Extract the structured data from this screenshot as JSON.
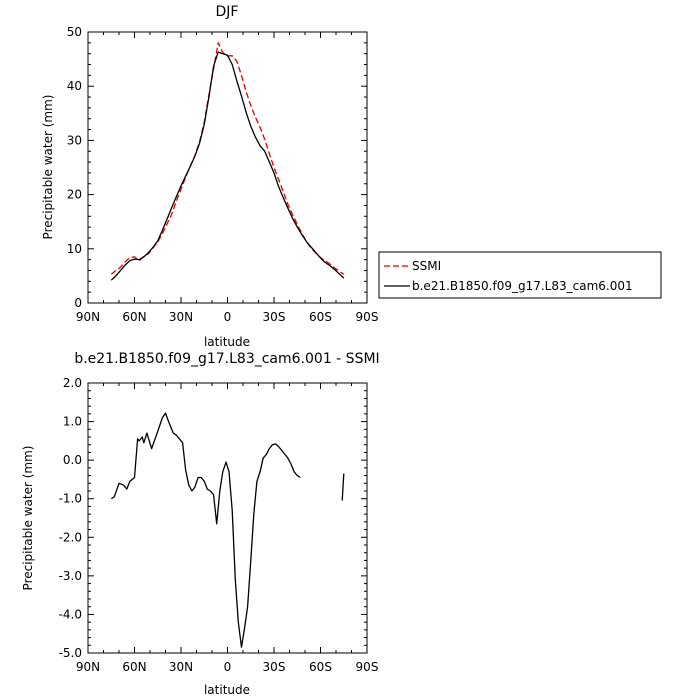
{
  "chart_data": [
    {
      "type": "line",
      "title": "DJF",
      "xlabel": "latitude",
      "ylabel": "Precipitable water (mm)",
      "xlim": [
        90,
        -90
      ],
      "ylim": [
        0,
        50
      ],
      "x_ticks": [
        90,
        60,
        30,
        0,
        -30,
        -60,
        -90
      ],
      "x_tick_labels": [
        "90N",
        "60N",
        "30N",
        "0",
        "30S",
        "60S",
        "90S"
      ],
      "y_ticks": [
        0,
        10,
        20,
        30,
        40,
        50
      ],
      "y_tick_labels": [
        "0",
        "10",
        "20",
        "30",
        "40",
        "50"
      ],
      "legend": {
        "placement": "right",
        "entries": [
          "SSMI",
          "b.e21.B1850.f09_g17.L83_cam6.001"
        ]
      },
      "series": [
        {
          "name": "SSMI",
          "color": "#e00000",
          "dash": "dashed",
          "x": [
            75,
            72,
            69,
            66,
            63,
            60,
            57,
            54,
            51,
            48,
            45,
            42,
            39,
            36,
            33,
            30,
            27,
            24,
            21,
            18,
            15,
            12,
            9,
            6,
            3,
            0,
            -3,
            -6,
            -9,
            -12,
            -15,
            -18,
            -21,
            -24,
            -27,
            -30,
            -33,
            -36,
            -39,
            -42,
            -45,
            -48,
            -51,
            -54,
            -57,
            -60,
            -63,
            -66,
            -69,
            -72,
            -75
          ],
          "y": [
            5.3,
            6.0,
            6.6,
            7.6,
            8.4,
            8.5,
            7.8,
            8.6,
            9.1,
            10.2,
            11.3,
            12.8,
            14.6,
            16.4,
            18.8,
            21.0,
            23.2,
            25.3,
            27.2,
            29.8,
            33.4,
            38.4,
            43.2,
            48.0,
            46.2,
            45.6,
            45.6,
            44.6,
            42.0,
            39.0,
            36.4,
            34.3,
            32.4,
            30.2,
            27.5,
            25.0,
            22.8,
            20.5,
            18.2,
            16.3,
            14.5,
            12.8,
            11.3,
            10.1,
            9.2,
            8.4,
            7.8,
            7.2,
            6.5,
            5.9,
            5.3
          ]
        },
        {
          "name": "b.e21.B1850.f09_g17.L83_cam6.001",
          "color": "#000000",
          "dash": "solid",
          "x": [
            75,
            72,
            69,
            66,
            63,
            60,
            57,
            54,
            51,
            48,
            45,
            42,
            39,
            36,
            33,
            30,
            27,
            24,
            21,
            18,
            15,
            12,
            9,
            6,
            3,
            0,
            -3,
            -6,
            -9,
            -12,
            -15,
            -18,
            -21,
            -24,
            -27,
            -30,
            -33,
            -36,
            -39,
            -42,
            -45,
            -48,
            -51,
            -54,
            -57,
            -60,
            -63,
            -66,
            -69,
            -72,
            -75
          ],
          "y": [
            4.2,
            5.0,
            6.0,
            7.0,
            7.8,
            8.1,
            8.0,
            8.5,
            9.3,
            10.3,
            11.5,
            13.4,
            15.5,
            17.6,
            19.6,
            21.6,
            23.4,
            25.2,
            27.1,
            29.5,
            33.0,
            38.0,
            43.7,
            46.3,
            46.0,
            45.7,
            44.0,
            41.0,
            38.2,
            35.2,
            32.6,
            30.6,
            29.0,
            28.0,
            26.0,
            24.0,
            21.5,
            19.4,
            17.5,
            15.6,
            14.0,
            12.6,
            11.3,
            10.3,
            9.3,
            8.3,
            7.5,
            6.9,
            6.2,
            5.4,
            4.6
          ]
        }
      ]
    },
    {
      "type": "line",
      "title": "b.e21.B1850.f09_g17.L83_cam6.001 - SSMI",
      "xlabel": "latitude",
      "ylabel": "Precipitable water (mm)",
      "xlim": [
        90,
        -90
      ],
      "ylim": [
        -5.0,
        2.0
      ],
      "x_ticks": [
        90,
        60,
        30,
        0,
        -30,
        -60,
        -90
      ],
      "x_tick_labels": [
        "90N",
        "60N",
        "30N",
        "0",
        "30S",
        "60S",
        "90S"
      ],
      "y_ticks": [
        -5,
        -4,
        -3,
        -2,
        -1,
        0,
        1,
        2
      ],
      "y_tick_labels": [
        "-5.0",
        "-4.0",
        "-3.0",
        "-2.0",
        "-1.0",
        "0.0",
        "1.0",
        "2.0"
      ],
      "series": [
        {
          "color": "#000000",
          "dash": "solid",
          "segments": [
            {
              "x": [
                75,
                73,
                70,
                67,
                65,
                63,
                60,
                58,
                57,
                55,
                54,
                52,
                49,
                45,
                42,
                40,
                38,
                35,
                33,
                31,
                29,
                27,
                25,
                23,
                21,
                19,
                17,
                15,
                13,
                11,
                9,
                7,
                5,
                3,
                1,
                -1,
                -3,
                -5,
                -7,
                -9,
                -11,
                -13,
                -15,
                -17,
                -19,
                -21,
                -23,
                -25,
                -27,
                -29,
                -31,
                -33,
                -35,
                -37,
                -39,
                -41,
                -43,
                -45,
                -47,
                -49,
                -51,
                -53,
                -55,
                -57,
                -59,
                -61,
                -63,
                -65
              ],
              "y": [
                -1.0,
                -0.95,
                -0.6,
                -0.65,
                -0.75,
                -0.55,
                -0.45,
                0.55,
                0.5,
                0.6,
                0.45,
                0.7,
                0.3,
                0.75,
                1.1,
                1.22,
                1.0,
                0.7,
                0.65,
                0.55,
                0.45,
                -0.25,
                -0.65,
                -0.8,
                -0.7,
                -0.45,
                -0.45,
                -0.55,
                -0.75,
                -0.8,
                -0.9,
                -1.65,
                -0.8,
                -0.3,
                -0.05,
                -0.3,
                -1.3,
                -3.1,
                -4.2,
                -4.85,
                -4.35,
                -3.8,
                -2.6,
                -1.4,
                -0.55,
                -0.3,
                0.05,
                0.15,
                0.3,
                0.4,
                0.42,
                0.35,
                0.25,
                0.15,
                0.05,
                -0.1,
                -0.3,
                -0.4,
                -0.45,
                null,
                null,
                null,
                null,
                null,
                null,
                null,
                null,
                null
              ],
              "note_hidden": true
            }
          ],
          "x": [
            75,
            73,
            70,
            67,
            65,
            63,
            60,
            58,
            57,
            55,
            54,
            52,
            49,
            45,
            42,
            40,
            38,
            35,
            33,
            31,
            29,
            27,
            25,
            23,
            21,
            19,
            17,
            15,
            13,
            11,
            9,
            7,
            5,
            3,
            1,
            -1,
            -3,
            -5,
            -7,
            -9,
            -11,
            -13,
            -15,
            -17,
            -19,
            -21,
            -23,
            -25,
            -27,
            -29,
            -31,
            -33,
            -35,
            -37,
            -39,
            -41,
            -43,
            -45,
            -47,
            -49,
            -51,
            -53,
            -55,
            -57,
            -59,
            -61,
            -63,
            -65,
            -68,
            -70,
            -74,
            -75
          ],
          "y": [
            -1.0,
            -0.95,
            -0.6,
            -0.65,
            -0.75,
            -0.55,
            -0.45,
            0.55,
            0.5,
            0.6,
            0.45,
            0.7,
            0.3,
            0.75,
            1.1,
            1.22,
            1.0,
            0.7,
            0.65,
            0.55,
            0.45,
            -0.25,
            -0.65,
            -0.8,
            -0.7,
            -0.45,
            -0.45,
            -0.55,
            -0.75,
            -0.8,
            -0.9,
            -1.65,
            -0.8,
            -0.3,
            -0.05,
            -0.3,
            -1.3,
            -3.1,
            -4.2,
            -4.85,
            -4.35,
            -3.8,
            -2.6,
            -1.4,
            -0.55,
            -0.3,
            0.05,
            0.15,
            0.3,
            0.4,
            0.42,
            0.35,
            0.25,
            0.15,
            0.05,
            -0.1,
            -0.3,
            -0.4,
            -0.45,
            null,
            null,
            null,
            null,
            null,
            null,
            null,
            null,
            null,
            null,
            null,
            -1.05,
            -0.35
          ]
        }
      ]
    }
  ]
}
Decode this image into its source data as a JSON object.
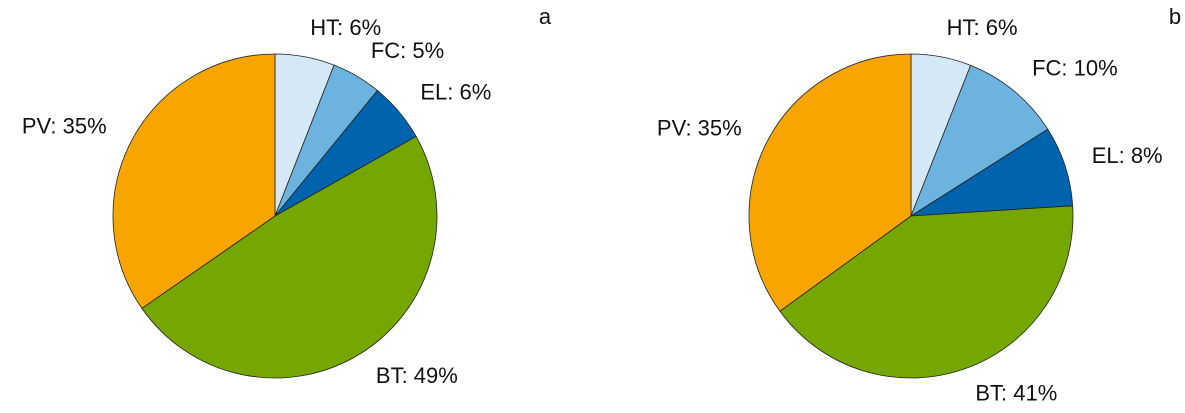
{
  "chart_data": [
    {
      "type": "pie",
      "panel_label": "a",
      "values": [
        6,
        5,
        6,
        49,
        35
      ],
      "value_labels": [
        "HT: 6%",
        "FC: 5%",
        "EL: 6%",
        "BT: 49%",
        "PV: 35%"
      ],
      "colors": [
        "#d4e8f5",
        "#6db3e0",
        "#0063ad",
        "#76a600",
        "#f9a500"
      ]
    },
    {
      "type": "pie",
      "panel_label": "b",
      "values": [
        6,
        10,
        8,
        41,
        35
      ],
      "value_labels": [
        "HT: 6%",
        "FC: 10%",
        "EL: 8%",
        "BT: 41%",
        "PV: 35%"
      ],
      "colors": [
        "#d4e8f5",
        "#6db3e0",
        "#0063ad",
        "#76a600",
        "#f9a500"
      ]
    }
  ]
}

- [Written request] Looking at the records above, work out how many lines include the string "JSON". Give the number and nothing else.

- [Finished answer] 2